▸ Problem details
Quote each record exactly, please, leaving none out.

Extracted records
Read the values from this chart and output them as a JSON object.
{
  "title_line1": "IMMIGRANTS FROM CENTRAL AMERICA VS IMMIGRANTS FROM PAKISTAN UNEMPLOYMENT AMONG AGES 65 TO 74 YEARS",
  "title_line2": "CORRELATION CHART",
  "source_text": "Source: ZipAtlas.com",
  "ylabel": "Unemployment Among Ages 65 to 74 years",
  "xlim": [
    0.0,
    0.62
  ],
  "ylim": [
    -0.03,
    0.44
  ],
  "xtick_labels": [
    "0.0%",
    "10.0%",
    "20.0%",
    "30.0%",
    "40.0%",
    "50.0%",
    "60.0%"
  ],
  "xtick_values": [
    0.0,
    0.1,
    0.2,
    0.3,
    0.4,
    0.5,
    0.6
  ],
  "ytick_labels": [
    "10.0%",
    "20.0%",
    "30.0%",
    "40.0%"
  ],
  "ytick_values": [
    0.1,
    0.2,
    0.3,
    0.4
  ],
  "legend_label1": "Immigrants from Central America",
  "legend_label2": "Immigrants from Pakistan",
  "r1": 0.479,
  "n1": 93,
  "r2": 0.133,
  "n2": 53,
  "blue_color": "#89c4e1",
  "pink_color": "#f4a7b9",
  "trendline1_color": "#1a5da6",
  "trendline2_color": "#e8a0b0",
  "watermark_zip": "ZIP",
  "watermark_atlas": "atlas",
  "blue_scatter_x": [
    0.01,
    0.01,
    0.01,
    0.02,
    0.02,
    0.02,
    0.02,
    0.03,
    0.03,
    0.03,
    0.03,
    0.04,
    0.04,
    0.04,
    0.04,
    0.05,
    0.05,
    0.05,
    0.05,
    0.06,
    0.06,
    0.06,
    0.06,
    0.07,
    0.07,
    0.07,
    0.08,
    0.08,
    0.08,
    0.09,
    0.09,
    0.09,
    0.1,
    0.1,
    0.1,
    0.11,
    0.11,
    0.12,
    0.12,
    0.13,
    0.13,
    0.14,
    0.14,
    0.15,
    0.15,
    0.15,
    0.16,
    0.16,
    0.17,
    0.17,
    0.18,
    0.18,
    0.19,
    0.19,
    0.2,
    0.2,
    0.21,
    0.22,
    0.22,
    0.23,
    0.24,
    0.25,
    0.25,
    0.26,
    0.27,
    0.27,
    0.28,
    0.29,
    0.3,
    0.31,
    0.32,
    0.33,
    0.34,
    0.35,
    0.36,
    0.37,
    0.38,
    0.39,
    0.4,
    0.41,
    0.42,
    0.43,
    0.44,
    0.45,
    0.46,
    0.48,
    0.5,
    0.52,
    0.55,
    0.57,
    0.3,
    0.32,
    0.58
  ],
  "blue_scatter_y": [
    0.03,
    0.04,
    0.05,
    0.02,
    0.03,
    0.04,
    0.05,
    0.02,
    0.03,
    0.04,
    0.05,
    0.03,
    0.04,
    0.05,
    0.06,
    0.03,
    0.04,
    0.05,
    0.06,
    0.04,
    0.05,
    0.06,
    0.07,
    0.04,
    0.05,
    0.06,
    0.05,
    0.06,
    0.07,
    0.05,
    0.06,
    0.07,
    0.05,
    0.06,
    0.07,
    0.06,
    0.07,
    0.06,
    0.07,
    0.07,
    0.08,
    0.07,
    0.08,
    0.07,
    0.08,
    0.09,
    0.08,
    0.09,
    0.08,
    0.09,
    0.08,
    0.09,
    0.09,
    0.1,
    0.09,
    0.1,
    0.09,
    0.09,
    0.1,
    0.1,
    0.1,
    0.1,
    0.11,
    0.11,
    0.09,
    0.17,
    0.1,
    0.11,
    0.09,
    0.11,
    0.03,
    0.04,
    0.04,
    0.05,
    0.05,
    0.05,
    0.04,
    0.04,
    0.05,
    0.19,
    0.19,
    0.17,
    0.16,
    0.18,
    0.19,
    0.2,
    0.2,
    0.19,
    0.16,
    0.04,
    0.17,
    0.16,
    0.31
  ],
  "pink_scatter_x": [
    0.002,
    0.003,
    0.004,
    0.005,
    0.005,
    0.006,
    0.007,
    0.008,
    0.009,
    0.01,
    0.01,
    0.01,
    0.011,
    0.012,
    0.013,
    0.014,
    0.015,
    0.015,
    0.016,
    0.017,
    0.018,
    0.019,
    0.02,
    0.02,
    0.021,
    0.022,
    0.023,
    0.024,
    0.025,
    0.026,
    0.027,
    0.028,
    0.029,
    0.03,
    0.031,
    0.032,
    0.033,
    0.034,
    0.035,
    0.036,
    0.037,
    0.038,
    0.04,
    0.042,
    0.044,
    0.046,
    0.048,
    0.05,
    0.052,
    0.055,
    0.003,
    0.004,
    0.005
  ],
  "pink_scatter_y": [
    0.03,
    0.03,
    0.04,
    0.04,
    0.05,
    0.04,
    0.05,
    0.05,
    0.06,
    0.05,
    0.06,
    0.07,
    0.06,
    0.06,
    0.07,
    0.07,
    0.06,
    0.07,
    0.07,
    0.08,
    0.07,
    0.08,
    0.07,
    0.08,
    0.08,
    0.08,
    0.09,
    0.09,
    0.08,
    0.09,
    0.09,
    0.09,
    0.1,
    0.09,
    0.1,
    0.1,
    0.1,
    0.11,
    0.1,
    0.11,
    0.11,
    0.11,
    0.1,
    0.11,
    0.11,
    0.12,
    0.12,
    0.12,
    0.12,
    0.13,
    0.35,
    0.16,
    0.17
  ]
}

▸ Complete output
Read the values from this chart and output them as a JSON object.
{
  "title_line1": "IMMIGRANTS FROM CENTRAL AMERICA VS IMMIGRANTS FROM PAKISTAN UNEMPLOYMENT AMONG AGES 65 TO 74 YEARS",
  "title_line2": "CORRELATION CHART",
  "source_text": "Source: ZipAtlas.com",
  "ylabel": "Unemployment Among Ages 65 to 74 years",
  "xlim": [
    0.0,
    0.62
  ],
  "ylim": [
    -0.03,
    0.44
  ],
  "xtick_labels": [
    "0.0%",
    "10.0%",
    "20.0%",
    "30.0%",
    "40.0%",
    "50.0%",
    "60.0%"
  ],
  "xtick_values": [
    0.0,
    0.1,
    0.2,
    0.3,
    0.4,
    0.5,
    0.6
  ],
  "ytick_labels": [
    "10.0%",
    "20.0%",
    "30.0%",
    "40.0%"
  ],
  "ytick_values": [
    0.1,
    0.2,
    0.3,
    0.4
  ],
  "legend_label1": "Immigrants from Central America",
  "legend_label2": "Immigrants from Pakistan",
  "r1": 0.479,
  "n1": 93,
  "r2": 0.133,
  "n2": 53,
  "blue_color": "#89c4e1",
  "pink_color": "#f4a7b9",
  "trendline1_color": "#1a5da6",
  "trendline2_color": "#e8a0b0",
  "watermark_zip": "ZIP",
  "watermark_atlas": "atlas",
  "blue_scatter_x": [
    0.01,
    0.01,
    0.01,
    0.02,
    0.02,
    0.02,
    0.02,
    0.03,
    0.03,
    0.03,
    0.03,
    0.04,
    0.04,
    0.04,
    0.04,
    0.05,
    0.05,
    0.05,
    0.05,
    0.06,
    0.06,
    0.06,
    0.06,
    0.07,
    0.07,
    0.07,
    0.08,
    0.08,
    0.08,
    0.09,
    0.09,
    0.09,
    0.1,
    0.1,
    0.1,
    0.11,
    0.11,
    0.12,
    0.12,
    0.13,
    0.13,
    0.14,
    0.14,
    0.15,
    0.15,
    0.15,
    0.16,
    0.16,
    0.17,
    0.17,
    0.18,
    0.18,
    0.19,
    0.19,
    0.2,
    0.2,
    0.21,
    0.22,
    0.22,
    0.23,
    0.24,
    0.25,
    0.25,
    0.26,
    0.27,
    0.27,
    0.28,
    0.29,
    0.3,
    0.31,
    0.32,
    0.33,
    0.34,
    0.35,
    0.36,
    0.37,
    0.38,
    0.39,
    0.4,
    0.41,
    0.42,
    0.43,
    0.44,
    0.45,
    0.46,
    0.48,
    0.5,
    0.52,
    0.55,
    0.57,
    0.3,
    0.32,
    0.58
  ],
  "blue_scatter_y": [
    0.03,
    0.04,
    0.05,
    0.02,
    0.03,
    0.04,
    0.05,
    0.02,
    0.03,
    0.04,
    0.05,
    0.03,
    0.04,
    0.05,
    0.06,
    0.03,
    0.04,
    0.05,
    0.06,
    0.04,
    0.05,
    0.06,
    0.07,
    0.04,
    0.05,
    0.06,
    0.05,
    0.06,
    0.07,
    0.05,
    0.06,
    0.07,
    0.05,
    0.06,
    0.07,
    0.06,
    0.07,
    0.06,
    0.07,
    0.07,
    0.08,
    0.07,
    0.08,
    0.07,
    0.08,
    0.09,
    0.08,
    0.09,
    0.08,
    0.09,
    0.08,
    0.09,
    0.09,
    0.1,
    0.09,
    0.1,
    0.09,
    0.09,
    0.1,
    0.1,
    0.1,
    0.1,
    0.11,
    0.11,
    0.09,
    0.17,
    0.1,
    0.11,
    0.09,
    0.11,
    0.03,
    0.04,
    0.04,
    0.05,
    0.05,
    0.05,
    0.04,
    0.04,
    0.05,
    0.19,
    0.19,
    0.17,
    0.16,
    0.18,
    0.19,
    0.2,
    0.2,
    0.19,
    0.16,
    0.04,
    0.17,
    0.16,
    0.31
  ],
  "pink_scatter_x": [
    0.002,
    0.003,
    0.004,
    0.005,
    0.005,
    0.006,
    0.007,
    0.008,
    0.009,
    0.01,
    0.01,
    0.01,
    0.011,
    0.012,
    0.013,
    0.014,
    0.015,
    0.015,
    0.016,
    0.017,
    0.018,
    0.019,
    0.02,
    0.02,
    0.021,
    0.022,
    0.023,
    0.024,
    0.025,
    0.026,
    0.027,
    0.028,
    0.029,
    0.03,
    0.031,
    0.032,
    0.033,
    0.034,
    0.035,
    0.036,
    0.037,
    0.038,
    0.04,
    0.042,
    0.044,
    0.046,
    0.048,
    0.05,
    0.052,
    0.055,
    0.003,
    0.004,
    0.005
  ],
  "pink_scatter_y": [
    0.03,
    0.03,
    0.04,
    0.04,
    0.05,
    0.04,
    0.05,
    0.05,
    0.06,
    0.05,
    0.06,
    0.07,
    0.06,
    0.06,
    0.07,
    0.07,
    0.06,
    0.07,
    0.07,
    0.08,
    0.07,
    0.08,
    0.07,
    0.08,
    0.08,
    0.08,
    0.09,
    0.09,
    0.08,
    0.09,
    0.09,
    0.09,
    0.1,
    0.09,
    0.1,
    0.1,
    0.1,
    0.11,
    0.1,
    0.11,
    0.11,
    0.11,
    0.1,
    0.11,
    0.11,
    0.12,
    0.12,
    0.12,
    0.12,
    0.13,
    0.35,
    0.16,
    0.17
  ]
}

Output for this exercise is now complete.